## Start DATA LINES
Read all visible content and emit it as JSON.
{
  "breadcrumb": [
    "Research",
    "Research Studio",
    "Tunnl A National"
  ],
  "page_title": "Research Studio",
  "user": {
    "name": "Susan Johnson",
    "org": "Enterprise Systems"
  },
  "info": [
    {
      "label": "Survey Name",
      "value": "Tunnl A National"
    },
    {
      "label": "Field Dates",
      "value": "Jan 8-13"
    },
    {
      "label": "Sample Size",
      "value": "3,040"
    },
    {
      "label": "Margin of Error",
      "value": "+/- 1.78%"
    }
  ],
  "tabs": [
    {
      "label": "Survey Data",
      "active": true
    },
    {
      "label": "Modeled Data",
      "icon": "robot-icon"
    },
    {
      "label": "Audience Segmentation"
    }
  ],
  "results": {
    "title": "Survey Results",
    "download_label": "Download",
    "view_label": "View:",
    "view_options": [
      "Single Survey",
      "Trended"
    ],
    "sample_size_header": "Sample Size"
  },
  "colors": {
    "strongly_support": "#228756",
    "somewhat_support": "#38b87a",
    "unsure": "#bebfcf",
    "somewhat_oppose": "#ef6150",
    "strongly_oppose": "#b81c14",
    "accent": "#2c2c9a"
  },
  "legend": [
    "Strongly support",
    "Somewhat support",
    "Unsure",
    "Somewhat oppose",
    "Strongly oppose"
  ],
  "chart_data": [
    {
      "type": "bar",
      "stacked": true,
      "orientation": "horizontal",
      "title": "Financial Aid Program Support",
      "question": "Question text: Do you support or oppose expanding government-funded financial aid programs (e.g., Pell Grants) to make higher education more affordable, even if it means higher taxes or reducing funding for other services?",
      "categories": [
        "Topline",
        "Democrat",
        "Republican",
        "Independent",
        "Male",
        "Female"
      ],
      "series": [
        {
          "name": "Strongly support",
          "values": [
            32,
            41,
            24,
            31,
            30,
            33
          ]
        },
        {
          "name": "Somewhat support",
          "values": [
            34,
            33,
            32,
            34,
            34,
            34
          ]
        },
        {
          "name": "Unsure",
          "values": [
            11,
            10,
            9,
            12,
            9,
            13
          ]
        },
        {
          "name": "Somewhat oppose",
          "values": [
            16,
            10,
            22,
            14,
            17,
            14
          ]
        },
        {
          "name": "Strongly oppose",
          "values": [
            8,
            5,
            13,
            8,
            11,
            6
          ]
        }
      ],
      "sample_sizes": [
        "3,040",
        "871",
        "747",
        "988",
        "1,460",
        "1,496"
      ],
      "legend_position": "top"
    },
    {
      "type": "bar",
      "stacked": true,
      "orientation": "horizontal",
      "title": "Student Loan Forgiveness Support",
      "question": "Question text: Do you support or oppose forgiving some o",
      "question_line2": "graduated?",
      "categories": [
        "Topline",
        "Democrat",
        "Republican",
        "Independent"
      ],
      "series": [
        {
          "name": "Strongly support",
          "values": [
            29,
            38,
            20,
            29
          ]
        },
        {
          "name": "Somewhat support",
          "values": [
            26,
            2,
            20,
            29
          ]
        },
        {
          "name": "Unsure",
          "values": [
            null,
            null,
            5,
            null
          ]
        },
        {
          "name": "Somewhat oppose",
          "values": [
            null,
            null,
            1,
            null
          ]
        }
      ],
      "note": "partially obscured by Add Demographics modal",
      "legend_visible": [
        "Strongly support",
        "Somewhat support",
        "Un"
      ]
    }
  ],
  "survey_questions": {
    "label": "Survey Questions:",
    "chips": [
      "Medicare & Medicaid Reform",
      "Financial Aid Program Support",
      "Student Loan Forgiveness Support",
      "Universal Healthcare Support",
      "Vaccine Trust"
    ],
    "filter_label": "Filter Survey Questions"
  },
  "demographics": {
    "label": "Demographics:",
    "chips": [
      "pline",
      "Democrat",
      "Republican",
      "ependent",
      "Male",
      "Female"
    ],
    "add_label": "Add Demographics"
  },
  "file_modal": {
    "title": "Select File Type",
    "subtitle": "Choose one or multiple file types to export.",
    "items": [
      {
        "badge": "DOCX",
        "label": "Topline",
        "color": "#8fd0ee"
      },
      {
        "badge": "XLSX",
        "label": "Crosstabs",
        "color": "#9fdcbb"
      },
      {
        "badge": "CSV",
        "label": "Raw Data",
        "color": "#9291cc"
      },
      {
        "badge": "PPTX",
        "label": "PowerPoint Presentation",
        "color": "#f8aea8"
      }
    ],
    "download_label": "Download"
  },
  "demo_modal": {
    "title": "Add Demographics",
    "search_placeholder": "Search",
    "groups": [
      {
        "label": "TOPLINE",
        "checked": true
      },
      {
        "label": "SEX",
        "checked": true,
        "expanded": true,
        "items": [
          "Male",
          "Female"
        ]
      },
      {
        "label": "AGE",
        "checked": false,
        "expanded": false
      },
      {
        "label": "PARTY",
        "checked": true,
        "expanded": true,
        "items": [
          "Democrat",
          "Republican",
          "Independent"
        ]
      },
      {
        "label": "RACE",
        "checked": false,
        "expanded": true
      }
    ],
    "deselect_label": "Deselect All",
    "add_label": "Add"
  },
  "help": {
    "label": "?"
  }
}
## End DATA LINES
(STATED EXERCISE)
Where a line above holds the string "Tunnl", show that line.

(SOLUTION TO THE EXERCISE)
    "Tunnl A National"
      "value": "Tunnl A National"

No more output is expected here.